____ Supplied information

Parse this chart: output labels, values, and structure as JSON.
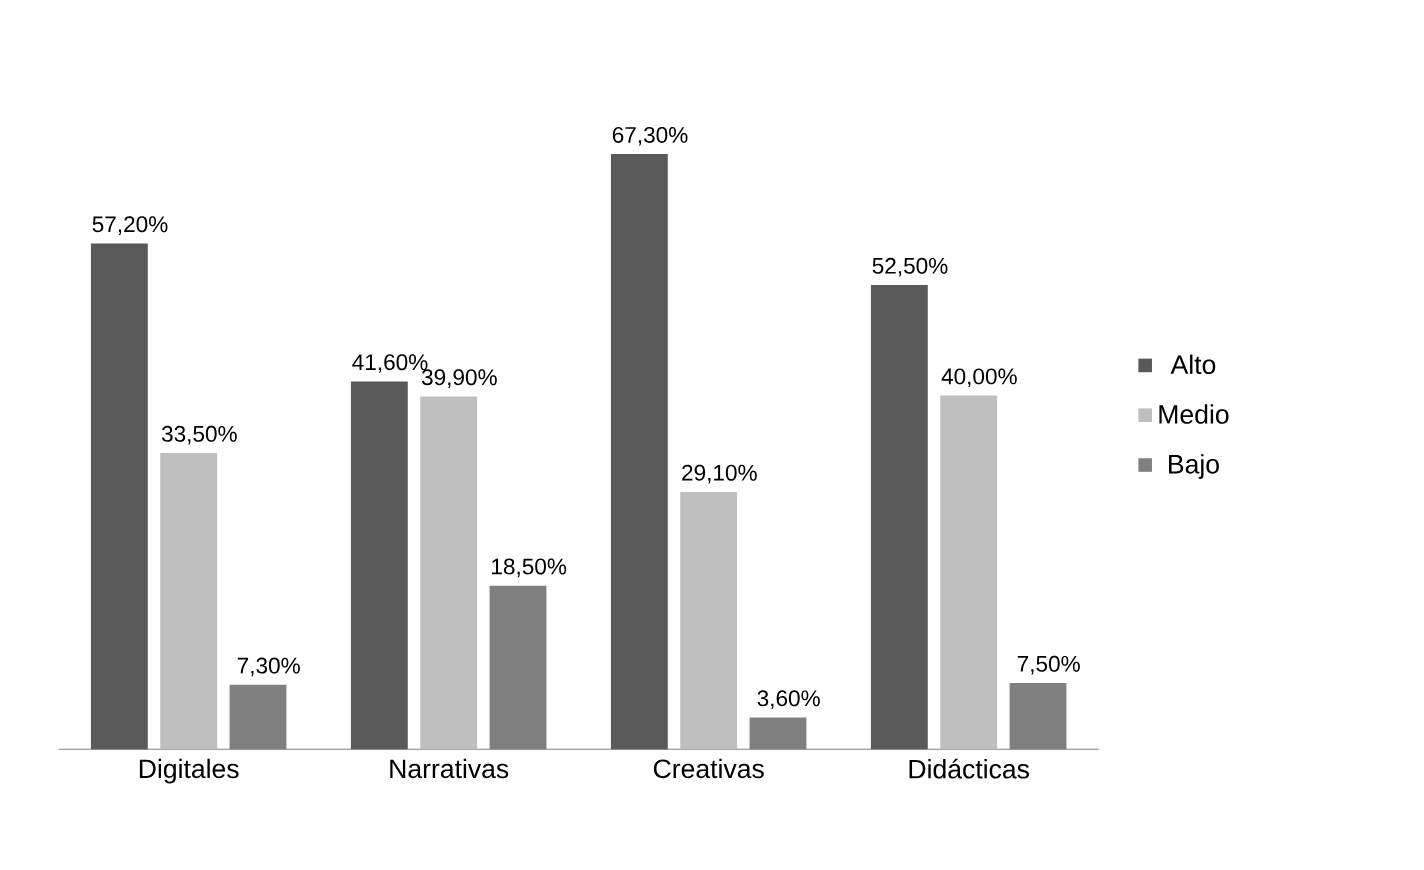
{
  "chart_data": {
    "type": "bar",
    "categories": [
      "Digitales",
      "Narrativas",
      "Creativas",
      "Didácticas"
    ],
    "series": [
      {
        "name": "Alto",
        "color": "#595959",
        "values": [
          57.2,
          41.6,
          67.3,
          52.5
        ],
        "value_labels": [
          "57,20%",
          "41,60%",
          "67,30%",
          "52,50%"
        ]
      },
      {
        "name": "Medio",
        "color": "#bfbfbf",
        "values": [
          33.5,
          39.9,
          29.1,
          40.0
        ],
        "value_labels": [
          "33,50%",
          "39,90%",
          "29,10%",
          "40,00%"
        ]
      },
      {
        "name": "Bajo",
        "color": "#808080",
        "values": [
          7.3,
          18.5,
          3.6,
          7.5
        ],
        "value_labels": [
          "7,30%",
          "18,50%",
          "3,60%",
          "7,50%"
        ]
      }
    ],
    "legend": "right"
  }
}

________

> [What to work on]
Copy out all of the data word for word. Do not carry over any picture.

> [Task result]
Parse this chart: output labels, values, and structure as JSON.
{
  "chart_data": {
    "type": "bar",
    "categories": [
      "Digitales",
      "Narrativas",
      "Creativas",
      "Didácticas"
    ],
    "series": [
      {
        "name": "Alto",
        "color": "#595959",
        "values": [
          57.2,
          41.6,
          67.3,
          52.5
        ],
        "value_labels": [
          "57,20%",
          "41,60%",
          "67,30%",
          "52,50%"
        ]
      },
      {
        "name": "Medio",
        "color": "#bfbfbf",
        "values": [
          33.5,
          39.9,
          29.1,
          40.0
        ],
        "value_labels": [
          "33,50%",
          "39,90%",
          "29,10%",
          "40,00%"
        ]
      },
      {
        "name": "Bajo",
        "color": "#808080",
        "values": [
          7.3,
          18.5,
          3.6,
          7.5
        ],
        "value_labels": [
          "7,30%",
          "18,50%",
          "3,60%",
          "7,50%"
        ]
      }
    ],
    "legend": "right"
  }
}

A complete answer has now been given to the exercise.